■ Text segment:
*-*-*
Analysing high scale data quickly, with Azure Time Series Insights

Between the 10th and 15th of July, our team participated in the NWG Innovation Festival. It was a genuinely fun experience - hackathon type event. And how could it not be, Northumbrian Water Group has made every effort to make it that way, including setting up the Funder Dome, and bringing Dwaine Pipe along for the ride. More importantly, though, aside from it being fun, it was also very informative and useful. They decided to tackle several problems, splitting it out into multiple sprints, and Microsoft was sponsoring one of these sprints relating to water leakage. Our team decided to use Big Data and Machine Learning (buzzword bingo!) to see if we can help them.

Water Leakage?

It may not seem like it, but it turns out water leakage is a massive problem for water companies. They are spending a ton of money trying to find the leaks, which, as it turns out, isn't as easy as it sounds. Most of the leaks are actually background leakage. There's a (honestly) fascinating video series from NWG's Dennis Dellow. Not only are these leaks clearly affected by many things, like soil types, joint types between the pipes, the material the pipes are made of themselves, even the traffic conditions above the pipe - it turns out a vast majority of the water infrastructure is laid out under roads; it makes sense, as that makes it easier to maintain.

In addition to all the factors above, there is one big problem - cost. Fixing big bursts is "easy" and relatively quick. After all, you can see a mountain of water coming out of somewhere. Fixing the small ones, however, that seep a small amount of water for a long time, is expensive because it's hard to track them down. In fact, companies exist that specialise in providing equipment to detect these leaks.

Data, glorious data

We all know, data is becoming more and more important. Big data is a buzzword, but it's also reality. Companies are starting to store more and more data, because at one point, it might become valuable. I covered some interesting ways to "use" our "data", which is in the forms of photos and EXIF metadata, to draw food I've eaten on a map. Not exactly the world saving tool we need, but it's the one I have :-).
*-*-*
■ Items:
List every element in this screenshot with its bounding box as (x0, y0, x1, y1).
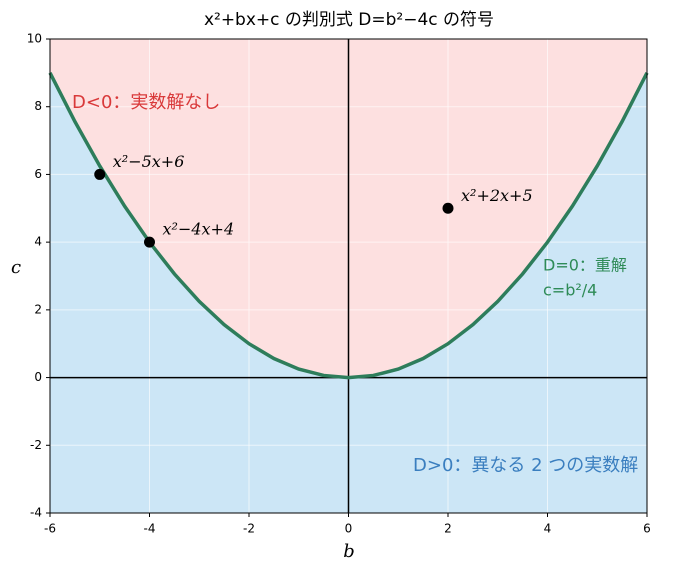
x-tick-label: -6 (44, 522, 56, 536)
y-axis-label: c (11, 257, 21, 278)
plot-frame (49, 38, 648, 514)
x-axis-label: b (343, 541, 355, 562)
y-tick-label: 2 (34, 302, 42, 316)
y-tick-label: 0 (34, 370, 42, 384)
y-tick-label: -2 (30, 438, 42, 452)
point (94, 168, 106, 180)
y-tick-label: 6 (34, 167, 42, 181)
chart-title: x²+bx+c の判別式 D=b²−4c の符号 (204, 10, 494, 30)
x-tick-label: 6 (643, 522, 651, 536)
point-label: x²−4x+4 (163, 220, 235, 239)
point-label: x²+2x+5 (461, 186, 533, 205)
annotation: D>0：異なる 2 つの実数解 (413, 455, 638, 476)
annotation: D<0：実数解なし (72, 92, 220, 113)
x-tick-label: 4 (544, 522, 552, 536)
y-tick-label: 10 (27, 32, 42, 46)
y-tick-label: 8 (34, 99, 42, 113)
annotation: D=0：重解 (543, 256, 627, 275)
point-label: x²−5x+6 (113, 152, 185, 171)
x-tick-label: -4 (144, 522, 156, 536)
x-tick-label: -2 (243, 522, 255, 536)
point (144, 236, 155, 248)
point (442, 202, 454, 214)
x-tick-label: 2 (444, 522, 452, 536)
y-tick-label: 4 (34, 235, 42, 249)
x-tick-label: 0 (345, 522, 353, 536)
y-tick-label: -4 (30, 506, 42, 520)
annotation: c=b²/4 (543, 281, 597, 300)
*-*-*
■ Problem to work on:
Proceed with the blog post on analyzing water leakage data with Azure Time Series Insights, picking up after its final sentence. The records play no part here.

■ Exercise output:
Coming back to the water leakage problem... The CSE (Commercial Software Engineering, formerly known as Developer eXperience) team that attended the festival consisted of experts in Machine Learning, Cognitive Services, and myself. Being new to this world of high-scale data, I figured I'd take this opportunity to learn.

Understanding the data

NWG were kind enough to provide us with a lot of data. This data consists of stuff like flow and pressure data for 3 years, in 15 minute intervals, weather, traffic and soil data, etc. Most of it is a trade secret, so I won't go into detail about it - it's also not relevant for this post. The bit that was interesting for me, was trying to figure out how to see the data and try to discern a pattern from it.

There was an interesting product that launched fairly recently - Azure Time Series Insights. So, what is it? The blog post says it is:

A fully managed analytics, storage, and visualization service that makes it incredibly simple to interactively and instantly explore and analyze billions of events from sources such as Internet of Things

That sounds (and looks) like something I need!

It integrates nicely with Azure Event Hubs which means I could potentially use it to ingest a lot of data. The data I planned on using was flow data from the water network: flow measurements, taken every 15 minutes, from the years 2013 - 2016. It was in CSV format.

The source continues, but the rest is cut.